• [Stated goal]
Extract each line of the records that contains the string "Environmental", matching case exactly.

-- BEGIN Stored rows --

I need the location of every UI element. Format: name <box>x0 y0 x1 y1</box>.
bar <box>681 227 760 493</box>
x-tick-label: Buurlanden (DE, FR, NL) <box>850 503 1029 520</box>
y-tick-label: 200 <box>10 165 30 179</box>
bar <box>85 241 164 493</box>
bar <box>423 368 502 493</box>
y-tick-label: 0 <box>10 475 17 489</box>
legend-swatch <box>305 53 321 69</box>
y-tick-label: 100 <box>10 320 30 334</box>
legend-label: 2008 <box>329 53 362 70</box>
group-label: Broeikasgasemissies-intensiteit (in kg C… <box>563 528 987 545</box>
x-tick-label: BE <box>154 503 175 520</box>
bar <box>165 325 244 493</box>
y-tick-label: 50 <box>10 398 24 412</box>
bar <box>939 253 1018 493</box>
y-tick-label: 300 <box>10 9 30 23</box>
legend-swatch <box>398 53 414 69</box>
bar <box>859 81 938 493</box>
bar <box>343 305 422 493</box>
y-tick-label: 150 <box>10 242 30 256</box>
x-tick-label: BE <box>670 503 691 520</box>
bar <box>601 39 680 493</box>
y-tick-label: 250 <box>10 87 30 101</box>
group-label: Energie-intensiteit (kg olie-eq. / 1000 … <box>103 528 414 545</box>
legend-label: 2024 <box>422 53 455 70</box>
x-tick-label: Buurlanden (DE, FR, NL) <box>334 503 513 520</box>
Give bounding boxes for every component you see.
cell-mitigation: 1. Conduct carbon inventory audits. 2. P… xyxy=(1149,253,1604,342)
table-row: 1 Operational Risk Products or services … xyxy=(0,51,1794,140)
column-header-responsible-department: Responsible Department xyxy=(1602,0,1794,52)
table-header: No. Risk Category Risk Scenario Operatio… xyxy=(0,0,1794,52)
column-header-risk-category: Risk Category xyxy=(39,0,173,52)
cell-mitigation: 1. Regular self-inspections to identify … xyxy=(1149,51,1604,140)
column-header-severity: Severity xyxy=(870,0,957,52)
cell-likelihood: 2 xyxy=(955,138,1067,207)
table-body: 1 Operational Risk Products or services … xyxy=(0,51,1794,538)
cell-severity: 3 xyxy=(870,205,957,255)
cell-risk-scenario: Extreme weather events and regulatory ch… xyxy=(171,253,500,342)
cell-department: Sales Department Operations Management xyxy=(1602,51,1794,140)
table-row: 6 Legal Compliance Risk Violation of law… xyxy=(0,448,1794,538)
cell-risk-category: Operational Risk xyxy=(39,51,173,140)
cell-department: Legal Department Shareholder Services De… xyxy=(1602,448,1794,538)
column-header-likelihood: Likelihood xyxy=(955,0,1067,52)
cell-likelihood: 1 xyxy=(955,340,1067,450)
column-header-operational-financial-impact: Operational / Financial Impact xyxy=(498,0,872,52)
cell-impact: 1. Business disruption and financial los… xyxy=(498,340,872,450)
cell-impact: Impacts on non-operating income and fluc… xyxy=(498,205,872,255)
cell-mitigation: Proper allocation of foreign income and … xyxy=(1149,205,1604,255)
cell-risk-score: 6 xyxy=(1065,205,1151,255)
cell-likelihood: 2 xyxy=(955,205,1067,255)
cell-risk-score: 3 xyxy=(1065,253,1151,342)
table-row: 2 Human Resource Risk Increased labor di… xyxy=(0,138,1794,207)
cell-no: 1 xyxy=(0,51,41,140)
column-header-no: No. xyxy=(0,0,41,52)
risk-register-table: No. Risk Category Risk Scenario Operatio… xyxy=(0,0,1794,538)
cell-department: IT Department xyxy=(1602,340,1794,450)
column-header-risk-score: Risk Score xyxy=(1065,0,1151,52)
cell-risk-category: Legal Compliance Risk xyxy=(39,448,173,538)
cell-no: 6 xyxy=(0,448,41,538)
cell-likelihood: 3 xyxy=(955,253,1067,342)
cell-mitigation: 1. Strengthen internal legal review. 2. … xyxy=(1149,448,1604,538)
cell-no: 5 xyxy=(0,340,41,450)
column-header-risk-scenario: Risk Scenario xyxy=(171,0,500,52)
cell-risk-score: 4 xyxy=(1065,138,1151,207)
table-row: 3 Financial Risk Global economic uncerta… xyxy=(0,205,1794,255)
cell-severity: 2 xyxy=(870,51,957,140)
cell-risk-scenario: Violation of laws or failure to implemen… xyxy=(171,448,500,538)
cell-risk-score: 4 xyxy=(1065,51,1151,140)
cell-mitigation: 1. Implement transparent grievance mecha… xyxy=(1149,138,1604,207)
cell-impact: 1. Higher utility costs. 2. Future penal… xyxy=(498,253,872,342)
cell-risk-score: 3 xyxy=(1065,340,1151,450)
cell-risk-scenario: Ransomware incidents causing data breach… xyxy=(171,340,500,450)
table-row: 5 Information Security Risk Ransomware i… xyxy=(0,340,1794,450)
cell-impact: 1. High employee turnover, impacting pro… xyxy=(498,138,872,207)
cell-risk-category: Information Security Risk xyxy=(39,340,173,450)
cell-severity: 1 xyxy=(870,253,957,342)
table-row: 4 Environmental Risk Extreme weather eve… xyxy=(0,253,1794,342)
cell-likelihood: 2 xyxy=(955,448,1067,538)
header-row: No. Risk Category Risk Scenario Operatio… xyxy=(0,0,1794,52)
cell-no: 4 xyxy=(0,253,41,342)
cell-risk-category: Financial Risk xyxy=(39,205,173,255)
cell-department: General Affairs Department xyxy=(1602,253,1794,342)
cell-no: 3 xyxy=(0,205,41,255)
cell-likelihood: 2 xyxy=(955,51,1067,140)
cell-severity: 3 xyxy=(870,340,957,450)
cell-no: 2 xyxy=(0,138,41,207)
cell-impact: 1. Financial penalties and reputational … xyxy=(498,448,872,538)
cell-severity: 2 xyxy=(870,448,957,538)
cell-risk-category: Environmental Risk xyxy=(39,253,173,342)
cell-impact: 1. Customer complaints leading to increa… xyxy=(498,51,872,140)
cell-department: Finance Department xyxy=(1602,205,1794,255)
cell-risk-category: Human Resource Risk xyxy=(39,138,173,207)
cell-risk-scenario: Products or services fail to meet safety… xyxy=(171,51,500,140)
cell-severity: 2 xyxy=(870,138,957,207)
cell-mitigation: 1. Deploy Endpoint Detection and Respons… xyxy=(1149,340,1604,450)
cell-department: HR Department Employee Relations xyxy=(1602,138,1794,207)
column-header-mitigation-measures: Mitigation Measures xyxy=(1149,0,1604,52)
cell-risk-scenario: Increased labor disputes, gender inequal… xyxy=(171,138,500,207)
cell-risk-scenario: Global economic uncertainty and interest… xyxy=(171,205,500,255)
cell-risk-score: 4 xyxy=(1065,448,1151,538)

-- END Stored rows --

• [Output below]
table-row: 4 Environmental Risk Extreme weather eve… xyxy=(0,253,1794,342)
cell-risk-category: Environmental Risk xyxy=(39,253,173,342)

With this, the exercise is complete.